**Data records**:
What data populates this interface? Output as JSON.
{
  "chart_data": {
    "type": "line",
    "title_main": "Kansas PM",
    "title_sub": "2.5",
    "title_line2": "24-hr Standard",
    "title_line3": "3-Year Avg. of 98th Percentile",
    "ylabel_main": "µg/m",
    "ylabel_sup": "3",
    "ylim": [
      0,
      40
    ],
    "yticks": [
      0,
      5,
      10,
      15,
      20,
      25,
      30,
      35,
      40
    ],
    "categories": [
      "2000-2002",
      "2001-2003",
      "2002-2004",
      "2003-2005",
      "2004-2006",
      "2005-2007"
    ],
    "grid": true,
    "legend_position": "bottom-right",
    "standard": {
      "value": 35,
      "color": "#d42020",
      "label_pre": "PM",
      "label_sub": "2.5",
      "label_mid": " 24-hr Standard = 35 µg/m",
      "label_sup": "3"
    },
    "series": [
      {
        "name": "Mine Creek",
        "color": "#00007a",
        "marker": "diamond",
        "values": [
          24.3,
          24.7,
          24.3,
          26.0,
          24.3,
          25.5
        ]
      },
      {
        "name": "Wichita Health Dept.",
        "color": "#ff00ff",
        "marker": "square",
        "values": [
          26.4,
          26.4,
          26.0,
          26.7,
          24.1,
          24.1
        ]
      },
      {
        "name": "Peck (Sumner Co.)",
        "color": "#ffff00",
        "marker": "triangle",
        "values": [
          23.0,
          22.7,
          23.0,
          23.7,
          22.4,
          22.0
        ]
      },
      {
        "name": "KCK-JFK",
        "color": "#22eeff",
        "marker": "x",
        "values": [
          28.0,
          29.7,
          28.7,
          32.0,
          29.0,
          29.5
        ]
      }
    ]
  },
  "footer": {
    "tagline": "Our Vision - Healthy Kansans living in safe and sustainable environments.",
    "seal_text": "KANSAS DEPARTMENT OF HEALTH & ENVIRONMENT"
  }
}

**Instructions for the task**:
Go through the records and copy each line with "color" in it.

**Answer to the task**:
      "color": "#d42020",
        "color": "#00007a",
        "color": "#ff00ff",
        "color": "#ffff00",
        "color": "#22eeff",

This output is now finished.